— Start —

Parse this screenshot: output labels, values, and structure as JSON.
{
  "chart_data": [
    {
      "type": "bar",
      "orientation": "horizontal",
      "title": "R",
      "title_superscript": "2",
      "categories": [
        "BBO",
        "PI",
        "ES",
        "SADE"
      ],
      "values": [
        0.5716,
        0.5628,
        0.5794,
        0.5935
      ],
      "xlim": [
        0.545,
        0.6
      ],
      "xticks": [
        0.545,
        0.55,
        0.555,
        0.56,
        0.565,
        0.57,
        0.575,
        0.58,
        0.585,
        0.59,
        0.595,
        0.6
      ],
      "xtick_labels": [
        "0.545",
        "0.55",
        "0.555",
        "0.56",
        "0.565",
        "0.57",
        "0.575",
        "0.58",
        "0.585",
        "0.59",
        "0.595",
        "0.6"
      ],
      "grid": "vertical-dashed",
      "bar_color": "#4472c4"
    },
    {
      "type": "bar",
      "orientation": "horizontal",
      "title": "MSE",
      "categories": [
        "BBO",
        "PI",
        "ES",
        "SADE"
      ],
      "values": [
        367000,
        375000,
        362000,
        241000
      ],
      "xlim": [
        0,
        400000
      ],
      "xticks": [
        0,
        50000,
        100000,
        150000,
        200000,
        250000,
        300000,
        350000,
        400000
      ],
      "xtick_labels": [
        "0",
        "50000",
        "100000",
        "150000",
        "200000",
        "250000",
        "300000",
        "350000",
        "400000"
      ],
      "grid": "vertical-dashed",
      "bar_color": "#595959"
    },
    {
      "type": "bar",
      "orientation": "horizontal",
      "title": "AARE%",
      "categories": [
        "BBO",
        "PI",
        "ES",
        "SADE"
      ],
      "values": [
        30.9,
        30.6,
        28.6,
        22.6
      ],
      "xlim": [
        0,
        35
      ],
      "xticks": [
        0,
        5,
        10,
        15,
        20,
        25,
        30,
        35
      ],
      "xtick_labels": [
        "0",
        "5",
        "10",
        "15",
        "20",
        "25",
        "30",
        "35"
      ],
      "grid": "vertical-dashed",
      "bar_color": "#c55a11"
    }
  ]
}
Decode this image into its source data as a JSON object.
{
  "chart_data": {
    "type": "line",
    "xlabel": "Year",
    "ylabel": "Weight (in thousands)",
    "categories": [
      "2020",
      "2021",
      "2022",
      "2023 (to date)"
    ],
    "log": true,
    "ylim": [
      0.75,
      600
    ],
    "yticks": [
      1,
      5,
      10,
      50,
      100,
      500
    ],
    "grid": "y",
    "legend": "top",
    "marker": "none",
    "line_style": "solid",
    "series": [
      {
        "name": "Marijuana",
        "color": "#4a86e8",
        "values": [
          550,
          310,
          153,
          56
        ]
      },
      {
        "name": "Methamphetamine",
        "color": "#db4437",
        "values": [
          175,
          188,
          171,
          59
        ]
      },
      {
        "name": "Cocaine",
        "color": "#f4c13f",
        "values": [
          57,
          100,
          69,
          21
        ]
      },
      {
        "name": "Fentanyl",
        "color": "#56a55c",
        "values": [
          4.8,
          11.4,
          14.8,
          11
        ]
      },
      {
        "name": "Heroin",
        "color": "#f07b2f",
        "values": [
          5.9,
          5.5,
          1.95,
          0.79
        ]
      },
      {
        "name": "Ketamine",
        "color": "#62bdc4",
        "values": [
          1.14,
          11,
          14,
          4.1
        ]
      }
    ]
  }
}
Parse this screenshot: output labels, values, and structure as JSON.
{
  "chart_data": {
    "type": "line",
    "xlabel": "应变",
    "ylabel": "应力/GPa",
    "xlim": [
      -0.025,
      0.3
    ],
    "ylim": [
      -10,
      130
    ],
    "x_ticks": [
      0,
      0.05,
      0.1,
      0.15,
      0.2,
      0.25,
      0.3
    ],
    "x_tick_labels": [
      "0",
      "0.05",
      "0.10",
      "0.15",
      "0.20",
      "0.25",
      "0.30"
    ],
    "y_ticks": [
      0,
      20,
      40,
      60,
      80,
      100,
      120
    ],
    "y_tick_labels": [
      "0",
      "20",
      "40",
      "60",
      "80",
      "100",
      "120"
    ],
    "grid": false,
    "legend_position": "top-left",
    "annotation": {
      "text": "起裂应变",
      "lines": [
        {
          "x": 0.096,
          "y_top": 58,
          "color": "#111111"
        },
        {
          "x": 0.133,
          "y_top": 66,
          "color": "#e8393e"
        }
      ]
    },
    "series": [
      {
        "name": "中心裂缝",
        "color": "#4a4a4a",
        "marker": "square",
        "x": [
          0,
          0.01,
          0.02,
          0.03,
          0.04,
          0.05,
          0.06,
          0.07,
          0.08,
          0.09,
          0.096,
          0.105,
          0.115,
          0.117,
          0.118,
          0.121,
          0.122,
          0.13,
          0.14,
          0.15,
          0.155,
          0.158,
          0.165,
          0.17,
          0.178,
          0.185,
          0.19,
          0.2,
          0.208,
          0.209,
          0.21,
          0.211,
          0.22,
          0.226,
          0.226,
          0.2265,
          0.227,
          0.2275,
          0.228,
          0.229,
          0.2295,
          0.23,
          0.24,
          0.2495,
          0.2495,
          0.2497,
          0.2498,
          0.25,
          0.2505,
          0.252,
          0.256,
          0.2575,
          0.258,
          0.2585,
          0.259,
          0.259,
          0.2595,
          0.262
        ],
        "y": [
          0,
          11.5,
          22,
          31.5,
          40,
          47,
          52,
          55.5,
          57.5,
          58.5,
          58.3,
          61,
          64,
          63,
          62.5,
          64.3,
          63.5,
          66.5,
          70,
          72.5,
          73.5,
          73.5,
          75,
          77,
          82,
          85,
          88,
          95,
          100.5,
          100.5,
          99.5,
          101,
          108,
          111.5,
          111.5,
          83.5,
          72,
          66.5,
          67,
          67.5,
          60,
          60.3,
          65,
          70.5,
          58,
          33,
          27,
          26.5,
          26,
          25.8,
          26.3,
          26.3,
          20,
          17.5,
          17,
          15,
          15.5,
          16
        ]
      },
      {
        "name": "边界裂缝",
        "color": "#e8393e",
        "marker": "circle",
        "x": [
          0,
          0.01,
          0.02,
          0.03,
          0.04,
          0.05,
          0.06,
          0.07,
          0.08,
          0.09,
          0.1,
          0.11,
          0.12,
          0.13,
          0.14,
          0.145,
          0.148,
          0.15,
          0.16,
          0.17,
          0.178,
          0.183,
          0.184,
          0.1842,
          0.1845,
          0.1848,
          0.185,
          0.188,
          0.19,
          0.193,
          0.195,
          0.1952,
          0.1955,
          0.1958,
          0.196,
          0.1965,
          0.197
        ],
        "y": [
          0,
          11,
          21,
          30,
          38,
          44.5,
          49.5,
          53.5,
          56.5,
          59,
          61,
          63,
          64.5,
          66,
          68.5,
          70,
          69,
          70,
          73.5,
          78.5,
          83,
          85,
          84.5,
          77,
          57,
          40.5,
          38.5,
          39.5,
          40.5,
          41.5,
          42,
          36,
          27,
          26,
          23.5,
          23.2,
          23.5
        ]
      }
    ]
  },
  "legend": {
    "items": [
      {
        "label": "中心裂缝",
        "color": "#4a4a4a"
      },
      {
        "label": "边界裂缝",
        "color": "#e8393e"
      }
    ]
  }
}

— End —

# What you will do
From the first line to the last, retype the data exactly.

# Full solution
Parse this screenshot: output labels, values, and structure as JSON.
{
  "chart_data": [
    {
      "type": "bar",
      "orientation": "horizontal",
      "title": "R",
      "title_superscript": "2",
      "categories": [
        "BBO",
        "PI",
        "ES",
        "SADE"
      ],
      "values": [
        0.5716,
        0.5628,
        0.5794,
        0.5935
      ],
      "xlim": [
        0.545,
        0.6
      ],
      "xticks": [
        0.545,
        0.55,
        0.555,
        0.56,
        0.565,
        0.57,
        0.575,
        0.58,
        0.585,
        0.59,
        0.595,
        0.6
      ],
      "xtick_labels": [
        "0.545",
        "0.55",
        "0.555",
        "0.56",
        "0.565",
        "0.57",
        "0.575",
        "0.58",
        "0.585",
        "0.59",
        "0.595",
        "0.6"
      ],
      "grid": "vertical-dashed",
      "bar_color": "#4472c4"
    },
    {
      "type": "bar",
      "orientation": "horizontal",
      "title": "MSE",
      "categories": [
        "BBO",
        "PI",
        "ES",
        "SADE"
      ],
      "values": [
        367000,
        375000,
        362000,
        241000
      ],
      "xlim": [
        0,
        400000
      ],
      "xticks": [
        0,
        50000,
        100000,
        150000,
        200000,
        250000,
        300000,
        350000,
        400000
      ],
      "xtick_labels": [
        "0",
        "50000",
        "100000",
        "150000",
        "200000",
        "250000",
        "300000",
        "350000",
        "400000"
      ],
      "grid": "vertical-dashed",
      "bar_color": "#595959"
    },
    {
      "type": "bar",
      "orientation": "horizontal",
      "title": "AARE%",
      "categories": [
        "BBO",
        "PI",
        "ES",
        "SADE"
      ],
      "values": [
        30.9,
        30.6,
        28.6,
        22.6
      ],
      "xlim": [
        0,
        35
      ],
      "xticks": [
        0,
        5,
        10,
        15,
        20,
        25,
        30,
        35
      ],
      "xtick_labels": [
        "0",
        "5",
        "10",
        "15",
        "20",
        "25",
        "30",
        "35"
      ],
      "grid": "vertical-dashed",
      "bar_color": "#c55a11"
    }
  ]
}
Decode this image into its source data as a JSON object.
{
  "chart_data": {
    "type": "line",
    "xlabel": "Year",
    "ylabel": "Weight (in thousands)",
    "categories": [
      "2020",
      "2021",
      "2022",
      "2023 (to date)"
    ],
    "log": true,
    "ylim": [
      0.75,
      600
    ],
    "yticks": [
      1,
      5,
      10,
      50,
      100,
      500
    ],
    "grid": "y",
    "legend": "top",
    "marker": "none",
    "line_style": "solid",
    "series": [
      {
        "name": "Marijuana",
        "color": "#4a86e8",
        "values": [
          550,
          310,
          153,
          56
        ]
      },
      {
        "name": "Methamphetamine",
        "color": "#db4437",
        "values": [
          175,
          188,
          171,
          59
        ]
      },
      {
        "name": "Cocaine",
        "color": "#f4c13f",
        "values": [
          57,
          100,
          69,
          21
        ]
      },
      {
        "name": "Fentanyl",
        "color": "#56a55c",
        "values": [
          4.8,
          11.4,
          14.8,
          11
        ]
      },
      {
        "name": "Heroin",
        "color": "#f07b2f",
        "values": [
          5.9,
          5.5,
          1.95,
          0.79
        ]
      },
      {
        "name": "Ketamine",
        "color": "#62bdc4",
        "values": [
          1.14,
          11,
          14,
          4.1
        ]
      }
    ]
  }
}
Parse this screenshot: output labels, values, and structure as JSON.
{
  "chart_data": {
    "type": "line",
    "xlabel": "应变",
    "ylabel": "应力/GPa",
    "xlim": [
      -0.025,
      0.3
    ],
    "ylim": [
      -10,
      130
    ],
    "x_ticks": [
      0,
      0.05,
      0.1,
      0.15,
      0.2,
      0.25,
      0.3
    ],
    "x_tick_labels": [
      "0",
      "0.05",
      "0.10",
      "0.15",
      "0.20",
      "0.25",
      "0.30"
    ],
    "y_ticks": [
      0,
      20,
      40,
      60,
      80,
      100,
      120
    ],
    "y_tick_labels": [
      "0",
      "20",
      "40",
      "60",
      "80",
      "100",
      "120"
    ],
    "grid": false,
    "legend_position": "top-left",
    "annotation": {
      "text": "起裂应变",
      "lines": [
        {
          "x": 0.096,
          "y_top": 58,
          "color": "#111111"
        },
        {
          "x": 0.133,
          "y_top": 66,
          "color": "#e8393e"
        }
      ]
    },
    "series": [
      {
        "name": "中心裂缝",
        "color": "#4a4a4a",
        "marker": "square",
        "x": [
          0,
          0.01,
          0.02,
          0.03,
          0.04,
          0.05,
          0.06,
          0.07,
          0.08,
          0.09,
          0.096,
          0.105,
          0.115,
          0.117,
          0.118,
          0.121,
          0.122,
          0.13,
          0.14,
          0.15,
          0.155,
          0.158,
          0.165,
          0.17,
          0.178,
          0.185,
          0.19,
          0.2,
          0.208,
          0.209,
          0.21,
          0.211,
          0.22,
          0.226,
          0.226,
          0.2265,
          0.227,
          0.2275,
          0.228,
          0.229,
          0.2295,
          0.23,
          0.24,
          0.2495,
          0.2495,
          0.2497,
          0.2498,
          0.25,
          0.2505,
          0.252,
          0.256,
          0.2575,
          0.258,
          0.2585,
          0.259,
          0.259,
          0.2595,
          0.262
        ],
        "y": [
          0,
          11.5,
          22,
          31.5,
          40,
          47,
          52,
          55.5,
          57.5,
          58.5,
          58.3,
          61,
          64,
          63,
          62.5,
          64.3,
          63.5,
          66.5,
          70,
          72.5,
          73.5,
          73.5,
          75,
          77,
          82,
          85,
          88,
          95,
          100.5,
          100.5,
          99.5,
          101,
          108,
          111.5,
          111.5,
          83.5,
          72,
          66.5,
          67,
          67.5,
          60,
          60.3,
          65,
          70.5,
          58,
          33,
          27,
          26.5,
          26,
          25.8,
          26.3,
          26.3,
          20,
          17.5,
          17,
          15,
          15.5,
          16
        ]
      },
      {
        "name": "边界裂缝",
        "color": "#e8393e",
        "marker": "circle",
        "x": [
          0,
          0.01,
          0.02,
          0.03,
          0.04,
          0.05,
          0.06,
          0.07,
          0.08,
          0.09,
          0.1,
          0.11,
          0.12,
          0.13,
          0.14,
          0.145,
          0.148,
          0.15,
          0.16,
          0.17,
          0.178,
          0.183,
          0.184,
          0.1842,
          0.1845,
          0.1848,
          0.185,
          0.188,
          0.19,
          0.193,
          0.195,
          0.1952,
          0.1955,
          0.1958,
          0.196,
          0.1965,
          0.197
        ],
        "y": [
          0,
          11,
          21,
          30,
          38,
          44.5,
          49.5,
          53.5,
          56.5,
          59,
          61,
          63,
          64.5,
          66,
          68.5,
          70,
          69,
          70,
          73.5,
          78.5,
          83,
          85,
          84.5,
          77,
          57,
          40.5,
          38.5,
          39.5,
          40.5,
          41.5,
          42,
          36,
          27,
          26,
          23.5,
          23.2,
          23.5
        ]
      }
    ]
  },
  "legend": {
    "items": [
      {
        "label": "中心裂缝",
        "color": "#4a4a4a"
      },
      {
        "label": "边界裂缝",
        "color": "#e8393e"
      }
    ]
  }
}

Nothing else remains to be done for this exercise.